### EXERCISE REQUIREMENTS
Will you transcribe the entries that follow, exactly and in full?

### INPUT RECORDS
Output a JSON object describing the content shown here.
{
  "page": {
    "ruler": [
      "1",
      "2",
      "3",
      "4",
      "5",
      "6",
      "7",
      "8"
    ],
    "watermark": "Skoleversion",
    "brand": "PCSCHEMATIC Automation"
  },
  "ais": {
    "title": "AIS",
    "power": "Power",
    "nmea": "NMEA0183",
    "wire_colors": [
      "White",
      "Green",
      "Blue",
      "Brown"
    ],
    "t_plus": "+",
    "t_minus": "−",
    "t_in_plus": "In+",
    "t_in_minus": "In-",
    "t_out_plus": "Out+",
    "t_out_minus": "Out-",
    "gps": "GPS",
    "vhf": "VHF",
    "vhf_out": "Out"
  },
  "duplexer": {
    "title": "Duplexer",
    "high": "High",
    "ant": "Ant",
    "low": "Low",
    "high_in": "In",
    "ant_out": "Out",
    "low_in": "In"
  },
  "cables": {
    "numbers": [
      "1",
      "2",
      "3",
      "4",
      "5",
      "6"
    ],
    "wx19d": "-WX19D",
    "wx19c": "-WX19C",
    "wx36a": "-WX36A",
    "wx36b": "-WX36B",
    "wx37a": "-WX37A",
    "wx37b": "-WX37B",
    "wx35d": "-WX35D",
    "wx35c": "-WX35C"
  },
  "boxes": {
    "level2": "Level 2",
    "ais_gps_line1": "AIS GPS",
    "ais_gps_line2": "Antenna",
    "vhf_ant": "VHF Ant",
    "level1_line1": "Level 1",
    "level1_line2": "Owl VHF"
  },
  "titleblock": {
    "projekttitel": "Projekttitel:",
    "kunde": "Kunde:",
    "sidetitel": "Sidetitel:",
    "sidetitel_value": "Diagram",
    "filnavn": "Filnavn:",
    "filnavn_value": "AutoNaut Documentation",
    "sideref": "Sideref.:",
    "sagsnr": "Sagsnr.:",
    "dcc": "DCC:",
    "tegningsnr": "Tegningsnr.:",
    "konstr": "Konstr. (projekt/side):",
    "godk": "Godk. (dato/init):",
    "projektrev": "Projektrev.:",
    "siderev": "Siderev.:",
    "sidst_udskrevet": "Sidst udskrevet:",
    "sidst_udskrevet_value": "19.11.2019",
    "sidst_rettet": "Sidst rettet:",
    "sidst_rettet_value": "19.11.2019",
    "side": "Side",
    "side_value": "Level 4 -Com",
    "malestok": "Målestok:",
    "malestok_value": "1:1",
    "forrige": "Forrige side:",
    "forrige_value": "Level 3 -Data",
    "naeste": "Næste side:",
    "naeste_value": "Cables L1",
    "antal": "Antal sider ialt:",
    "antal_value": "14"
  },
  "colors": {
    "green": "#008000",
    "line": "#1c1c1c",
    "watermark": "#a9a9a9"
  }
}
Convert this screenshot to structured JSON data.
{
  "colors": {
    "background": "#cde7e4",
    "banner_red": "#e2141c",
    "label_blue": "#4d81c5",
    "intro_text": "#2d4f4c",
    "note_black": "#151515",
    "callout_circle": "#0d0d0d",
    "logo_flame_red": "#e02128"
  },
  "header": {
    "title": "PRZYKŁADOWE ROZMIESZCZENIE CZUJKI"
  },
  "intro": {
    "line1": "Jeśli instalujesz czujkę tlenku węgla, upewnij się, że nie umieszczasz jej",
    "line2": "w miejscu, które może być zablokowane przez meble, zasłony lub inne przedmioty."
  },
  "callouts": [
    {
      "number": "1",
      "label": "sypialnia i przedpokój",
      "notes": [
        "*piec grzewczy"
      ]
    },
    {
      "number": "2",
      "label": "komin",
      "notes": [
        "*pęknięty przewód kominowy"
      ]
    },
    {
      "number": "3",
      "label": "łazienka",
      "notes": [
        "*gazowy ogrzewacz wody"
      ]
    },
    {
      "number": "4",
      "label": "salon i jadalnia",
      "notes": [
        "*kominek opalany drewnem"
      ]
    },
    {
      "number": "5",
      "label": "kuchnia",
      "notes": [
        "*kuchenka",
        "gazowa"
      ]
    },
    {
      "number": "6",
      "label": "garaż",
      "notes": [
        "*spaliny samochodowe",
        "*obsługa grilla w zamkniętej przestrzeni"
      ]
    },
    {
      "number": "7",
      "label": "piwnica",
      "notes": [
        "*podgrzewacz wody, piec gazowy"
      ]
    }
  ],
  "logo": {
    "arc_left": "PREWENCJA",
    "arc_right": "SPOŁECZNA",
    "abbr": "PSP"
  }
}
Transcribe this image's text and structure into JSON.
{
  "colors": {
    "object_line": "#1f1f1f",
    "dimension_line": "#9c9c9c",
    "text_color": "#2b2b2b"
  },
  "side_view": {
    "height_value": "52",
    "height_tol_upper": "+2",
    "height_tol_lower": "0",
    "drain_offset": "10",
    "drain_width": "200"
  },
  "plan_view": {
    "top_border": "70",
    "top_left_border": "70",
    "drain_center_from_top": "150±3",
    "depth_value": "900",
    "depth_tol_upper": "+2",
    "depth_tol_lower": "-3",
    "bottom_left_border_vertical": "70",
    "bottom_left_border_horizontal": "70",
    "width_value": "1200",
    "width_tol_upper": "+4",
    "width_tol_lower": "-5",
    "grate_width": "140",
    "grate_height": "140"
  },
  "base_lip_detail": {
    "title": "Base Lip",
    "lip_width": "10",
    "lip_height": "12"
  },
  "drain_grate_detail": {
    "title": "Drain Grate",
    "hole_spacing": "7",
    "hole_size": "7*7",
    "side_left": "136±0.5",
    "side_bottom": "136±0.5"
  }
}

### CORRECT OUTPUT
Output a JSON object describing the content shown here.
{
  "page": {
    "ruler": [
      "1",
      "2",
      "3",
      "4",
      "5",
      "6",
      "7",
      "8"
    ],
    "watermark": "Skoleversion",
    "brand": "PCSCHEMATIC Automation"
  },
  "ais": {
    "title": "AIS",
    "power": "Power",
    "nmea": "NMEA0183",
    "wire_colors": [
      "White",
      "Green",
      "Blue",
      "Brown"
    ],
    "t_plus": "+",
    "t_minus": "−",
    "t_in_plus": "In+",
    "t_in_minus": "In-",
    "t_out_plus": "Out+",
    "t_out_minus": "Out-",
    "gps": "GPS",
    "vhf": "VHF",
    "vhf_out": "Out"
  },
  "duplexer": {
    "title": "Duplexer",
    "high": "High",
    "ant": "Ant",
    "low": "Low",
    "high_in": "In",
    "ant_out": "Out",
    "low_in": "In"
  },
  "cables": {
    "numbers": [
      "1",
      "2",
      "3",
      "4",
      "5",
      "6"
    ],
    "wx19d": "-WX19D",
    "wx19c": "-WX19C",
    "wx36a": "-WX36A",
    "wx36b": "-WX36B",
    "wx37a": "-WX37A",
    "wx37b": "-WX37B",
    "wx35d": "-WX35D",
    "wx35c": "-WX35C"
  },
  "boxes": {
    "level2": "Level 2",
    "ais_gps_line1": "AIS GPS",
    "ais_gps_line2": "Antenna",
    "vhf_ant": "VHF Ant",
    "level1_line1": "Level 1",
    "level1_line2": "Owl VHF"
  },
  "titleblock": {
    "projekttitel": "Projekttitel:",
    "kunde": "Kunde:",
    "sidetitel": "Sidetitel:",
    "sidetitel_value": "Diagram",
    "filnavn": "Filnavn:",
    "filnavn_value": "AutoNaut Documentation",
    "sideref": "Sideref.:",
    "sagsnr": "Sagsnr.:",
    "dcc": "DCC:",
    "tegningsnr": "Tegningsnr.:",
    "konstr": "Konstr. (projekt/side):",
    "godk": "Godk. (dato/init):",
    "projektrev": "Projektrev.:",
    "siderev": "Siderev.:",
    "sidst_udskrevet": "Sidst udskrevet:",
    "sidst_udskrevet_value": "19.11.2019",
    "sidst_rettet": "Sidst rettet:",
    "sidst_rettet_value": "19.11.2019",
    "side": "Side",
    "side_value": "Level 4 -Com",
    "malestok": "Målestok:",
    "malestok_value": "1:1",
    "forrige": "Forrige side:",
    "forrige_value": "Level 3 -Data",
    "naeste": "Næste side:",
    "naeste_value": "Cables L1",
    "antal": "Antal sider ialt:",
    "antal_value": "14"
  },
  "colors": {
    "green": "#008000",
    "line": "#1c1c1c",
    "watermark": "#a9a9a9"
  }
}
Convert this screenshot to structured JSON data.
{
  "colors": {
    "background": "#cde7e4",
    "banner_red": "#e2141c",
    "label_blue": "#4d81c5",
    "intro_text": "#2d4f4c",
    "note_black": "#151515",
    "callout_circle": "#0d0d0d",
    "logo_flame_red": "#e02128"
  },
  "header": {
    "title": "PRZYKŁADOWE ROZMIESZCZENIE CZUJKI"
  },
  "intro": {
    "line1": "Jeśli instalujesz czujkę tlenku węgla, upewnij się, że nie umieszczasz jej",
    "line2": "w miejscu, które może być zablokowane przez meble, zasłony lub inne przedmioty."
  },
  "callouts": [
    {
      "number": "1",
      "label": "sypialnia i przedpokój",
      "notes": [
        "*piec grzewczy"
      ]
    },
    {
      "number": "2",
      "label": "komin",
      "notes": [
        "*pęknięty przewód kominowy"
      ]
    },
    {
      "number": "3",
      "label": "łazienka",
      "notes": [
        "*gazowy ogrzewacz wody"
      ]
    },
    {
      "number": "4",
      "label": "salon i jadalnia",
      "notes": [
        "*kominek opalany drewnem"
      ]
    },
    {
      "number": "5",
      "label": "kuchnia",
      "notes": [
        "*kuchenka",
        "gazowa"
      ]
    },
    {
      "number": "6",
      "label": "garaż",
      "notes": [
        "*spaliny samochodowe",
        "*obsługa grilla w zamkniętej przestrzeni"
      ]
    },
    {
      "number": "7",
      "label": "piwnica",
      "notes": [
        "*podgrzewacz wody, piec gazowy"
      ]
    }
  ],
  "logo": {
    "arc_left": "PREWENCJA",
    "arc_right": "SPOŁECZNA",
    "abbr": "PSP"
  }
}
Transcribe this image's text and structure into JSON.
{
  "colors": {
    "object_line": "#1f1f1f",
    "dimension_line": "#9c9c9c",
    "text_color": "#2b2b2b"
  },
  "side_view": {
    "height_value": "52",
    "height_tol_upper": "+2",
    "height_tol_lower": "0",
    "drain_offset": "10",
    "drain_width": "200"
  },
  "plan_view": {
    "top_border": "70",
    "top_left_border": "70",
    "drain_center_from_top": "150±3",
    "depth_value": "900",
    "depth_tol_upper": "+2",
    "depth_tol_lower": "-3",
    "bottom_left_border_vertical": "70",
    "bottom_left_border_horizontal": "70",
    "width_value": "1200",
    "width_tol_upper": "+4",
    "width_tol_lower": "-5",
    "grate_width": "140",
    "grate_height": "140"
  },
  "base_lip_detail": {
    "title": "Base Lip",
    "lip_width": "10",
    "lip_height": "12"
  },
  "drain_grate_detail": {
    "title": "Drain Grate",
    "hole_spacing": "7",
    "hole_size": "7*7",
    "side_left": "136±0.5",
    "side_bottom": "136±0.5"
  }
}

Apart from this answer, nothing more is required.